▸ **SELECTION**
--*--
This discussion will summarize several recent judicial decisions with regard to the reasonableness of closely held C corporation shareholder/executive compensation conclusions. In addition, to the extent relevant to the decision, this discussion will summarize any judicial commentary related to the expert witness testimony.



BEINER, INC. V. COMMISSIONER OF INTERNAL REVENUE

Overview

In Beiner, Inc. v. C.I.R., T.C. Memo 2004-219, the Tax Court considered five factors from the perspective of a hypothetical (but passive) independent investor. This independent investor test was first set out in Elliotts, Inc. v. Commissioner, 716 F.2d 1241, 1243 (9th Cir.1983). In the Beiner, Inc. case, the Tax Court reached a conclusion with respect to the reasonableness of the shareholder/executive compensation paid to Robert Beiner in 1999 and 2000.

In determining the amount of executive compensation that was reasonable and, therefore, deductible as a business expense, the Tax Court relied on the opinion of the taxpayer’s expert. That expert testimony was based on compensation data extracted from 34 publicly held companies in similar industries.



Facts of the Case

Robert Beiner was a founder of Beiner, Inc., a wholesale distributor of motor control parts manufactured by Allen-Bradley. During 1999 and 2000, he was the sole shareholder and served as the chief executive office, chief financial officer, president, secretary, and treasurer of the company.

The total compensation paid to Robert Beiner by Beiner, Inc., including salary and bonus, was $1,087,000 in 1999 and $1,350,000 in 2000. The bonus paid to Mr. Beiner was generally based on a formula. That bonus formula took into account the company sales and profit for the year. The company had never paid a dividend and there was no formal compensation plan or written employment agreement with Mr. Beiner.

The Service determined in a notice of deficiency that only $303,020 and $157,982 of compensation were deductible in 1999 and 2000, respectively. The Service also determined that the taxpayer corporation was liable for an accuracy-related penalty for each year.



Opinion

In the Beiner, Inc. decision, the five factors considered by the Tax Court were: (1) the employee’s role in the company, (2) a comparison of the compensation paid to the employee with the compensation paid to similarly situated employees in similar companies (external comparison), (3) the character and condition of the company, (4) whether a conflict of interest existed that might have permitted the company to disguise dividend payments as deductible compensation, and (5) whether the company’s payments of compensation to all of its employees were internally consistent (internal consistency).

These factors were evaluated by the Tax Court from the perspective of a hypothetical (inactive) independent investor. That hypothetical independent investor would consider each factor favorably or unfavorably in deciding whether payment of the disputed compensation to Mr. Beiner was required to retain his services.



Employee’s Role in the Company

While Mr. Beiner played an important role in the company, the Service asserted that: (1) his services were nonspecialized, (2) he spent little time in the company’s business, (3) he spent a significant amount of time working for California Controls, Inc., and (4) his brother was the primary income-producing factor in the business. The Service concluded that Mr. Beiner’s services did not justify the amount of compensation that the taxpayer corporation paid to him.

The Tax Court disagreed with the assertions and conclusion of the Service. The Tax Court concluded that the most important element of the business, the purchase of parts at prices less than those paid by authorized distributors, was directly attributable to the efforts of Mr. Beiner.
--*--
▸ **PROBLEMS**
A – Can you write out the part of the executive compensation summary from "Facts of the" up to and including "of the company."?
B – Can you continue the summary of executive compensation rulings, starting right after its last sentence?

▸ **DATASET CONTENT**
--*--
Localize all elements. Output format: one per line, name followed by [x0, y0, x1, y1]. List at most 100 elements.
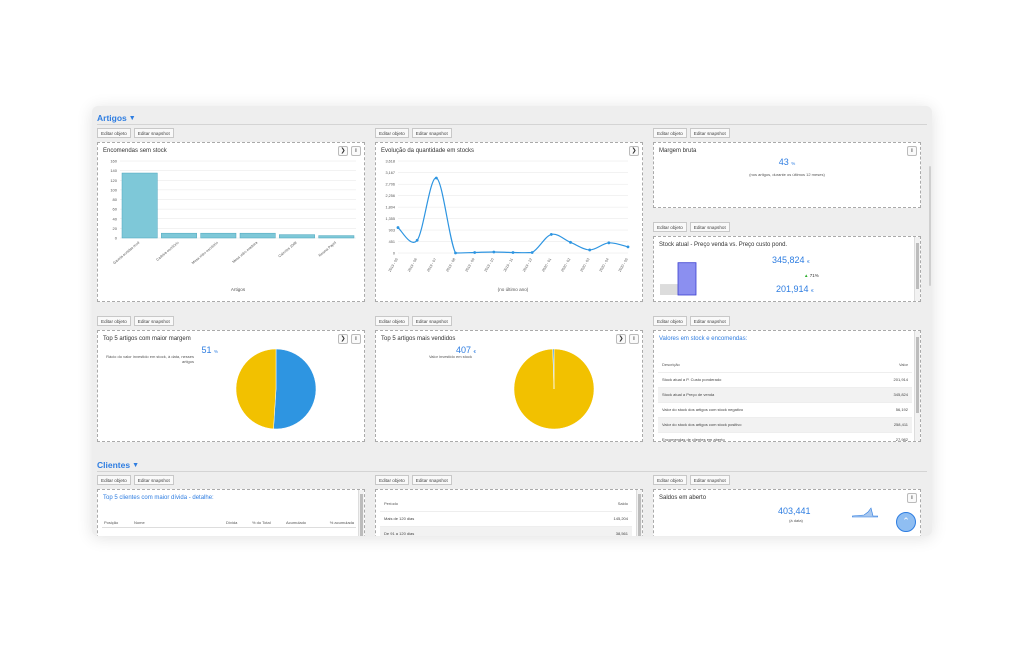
--*--
▸ **ANSWERS TO THE TASKS**
A –
Facts of the Case

Robert Beiner was a founder of Beiner, Inc., a wholesale distributor of motor control parts manufactured by Allen-Bradley. During 1999 and 2000, he was the sole shareholder and served as the chief executive office, chief financial officer, president, secretary, and treasurer of the company.

B –
The Tax Court also concluded that, without the services of Mr. Beiner, the company would not have operated as profitably as it did. The Tax Court found that Mr. Beiner spent 38 hours per week working for Beiner, Inc., and approximately 19 hours per week at California Controls, a wholesale distributor for parts manufactured by other vendors that he owned with his brother.

The Tax Court also concluded (1) that Mr. Beiner’s brother had not participated in the Beiner, Inc., business after the company limited its business to Allen-Bradley parts in 1992 and (2) that Robert Beiner was the company’s most valuable employee.

The Tax Court concluded that a hypothetical independent investor would consider this factor favorably.



External Comparison

The expert for the taxpayer corporation performed an economic analysis to estimate reasonable compensation for Mr. Beiner in each of the years in dispute. He selected 34 publicly traded companies with standard industrial classification (SIC) codes of 5063 and 5065 for inclusion in his analysis. His analysis correlated (1) salary payments with sales and (2) incentive payments with sales and profitability. He then constructed formulas to estimate a reasonable salary and a reasonable incentive.

The taxpayer’s expert estimated (1) a reasonable salary consistent with the size and nature of the taxpayer and amounts paid at the 90th percentile of the 34 comparable companies and (2) reasonable incentive consistent with prevailing executive incentive practices and based on the sales and profitability of the taxpayer corporation. To these two figures, he added an amount equal to the taxpayer’s gross profit less the gross profit the taxpayer would have realized if it had performed at the ratio of gross profit to sales corresponding to the 90th percentile of the 34 comparable companies (the “excess gross profits”).

The reasonable compensation amounts concluded by the taxpayer’s expert for 1999 and 2000 were $906,740 and $1,533,093, respectively.

The Service did not offer any expert testimony with respect to this factor. Instead, the Service argued that the excess gross profit portion of the economic analysis should be ignored. However, the Tax Court agreed with the taxpayer’s expert that the taxpayer corporation was entitled to pay these excess profits to Mr. Beiner. This was because his services were directly related to the realization of these profits.

The Tax Court concluded that a hypothetical independent investor would consider this factor favorably.



Character and Condition of the Company

The Tax Court acknowledged that the company was extremely well-managed and profitable, with extraordinary growth in sales and shareholder equity. During the years in dispute, the company had a strong character and a strong financial condition.

The Service argued that the taxpayer corporation was a simple business requiring few personal skills. The Tax Court again disagreed. The Tax Court noted that the sales and gross profits were attributable to the personal skills of Mr. Beiner in obtaining the Allen-Bradley parts at prices below those paid by authorized distributors.

The Tax Court concluded that a hypothetical independent investor would consider this factor favorably.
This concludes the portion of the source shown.